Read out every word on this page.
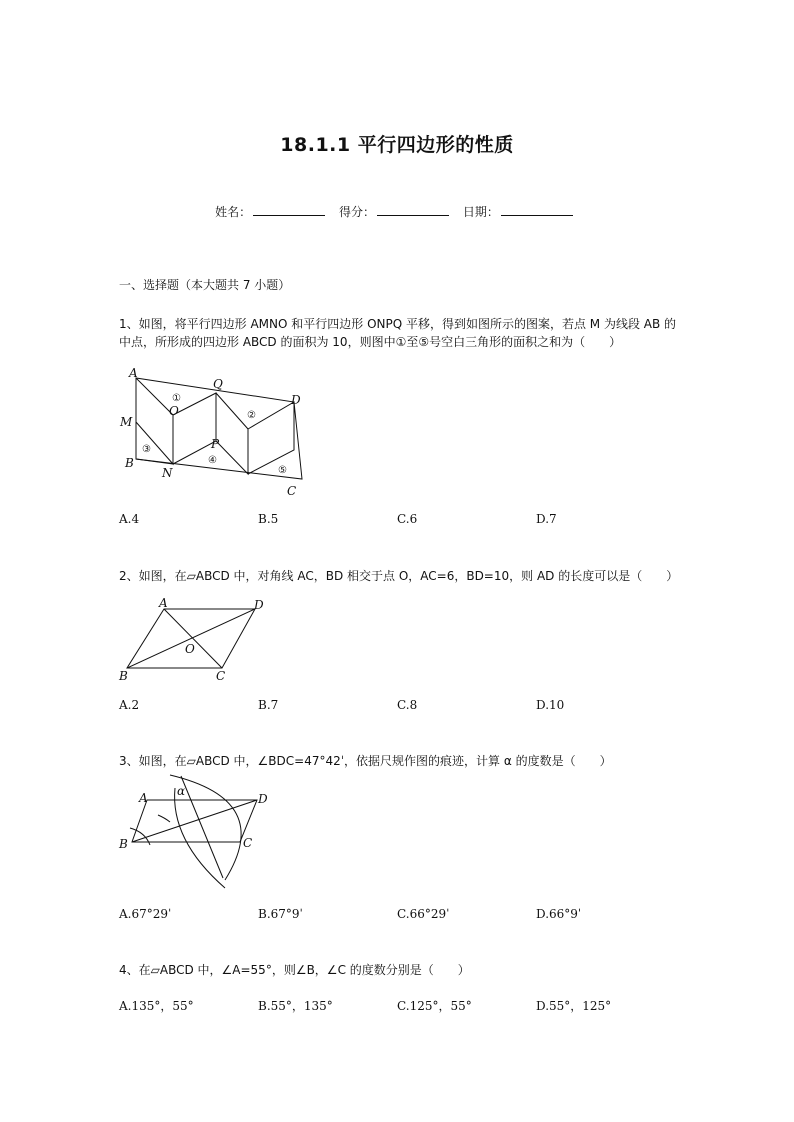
18.1.1 平行四边形的性质
姓名：	得分：	日期：
一、选择题（本大题共 7 小题）
1、如图，将平行四边形 AMNO 和平行四边形 ONPQ 平移，得到如图所示的图案，若点 M 为线段 AB 的中点，所形成的四边形 ABCD 的面积为 10，则图中①至⑤号空白三角形的面积之和为（　　）
A
M
B
N
O
Q
P
D
C
①
②
③
④
⑤
A.4	B.5	C.6	D.7
2、如图，在▱ABCD 中，对角线 AC，BD 相交于点 O，AC=6，BD=10，则 AD 的长度可以是（　　）
A	D
B	C
O
A.2	B.7	C.8	D.10
3、如图，在▱ABCD 中，∠BDC=47°42ˈ，依据尺规作图的痕迹，计算 α 的度数是（　　）
A	D
B	C
α
A.67°29ˈ	B.67°9ˈ	C.66°29ˈ	D.66°9ˈ
4、在▱ABCD 中，∠A=55°，则∠B，∠C 的度数分别是（　　）
A.135°，55°	B.55°，135°	C.125°，55°	D.55°，125°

--

### [WHAT IS REQUIRED]
Give back all entries exactly. No pictures belong in the copy.

### [CORRECT ANSWER]
Read out every word on this page.
18.1.1 平行四边形的性质
姓名：	得分：	日期：
一、选择题（本大题共 7 小题）
1、如图，将平行四边形 AMNO 和平行四边形 ONPQ 平移，得到如图所示的图案，若点 M 为线段 AB 的中点，所形成的四边形 ABCD 的面积为 10，则图中①至⑤号空白三角形的面积之和为（　　）
A
M
B
N
O
Q
P
D
C
①
②
③
④
⑤
A.4	B.5	C.6	D.7
2、如图，在▱ABCD 中，对角线 AC，BD 相交于点 O，AC=6，BD=10，则 AD 的长度可以是（　　）
A	D
B	C
O
A.2	B.7	C.8	D.10
3、如图，在▱ABCD 中，∠BDC=47°42ˈ，依据尺规作图的痕迹，计算 α 的度数是（　　）
A	D
B	C
α
A.67°29ˈ	B.67°9ˈ	C.66°29ˈ	D.66°9ˈ
4、在▱ABCD 中，∠A=55°，则∠B，∠C 的度数分别是（　　）
A.135°，55°	B.55°，135°	C.125°，55°	D.55°，125°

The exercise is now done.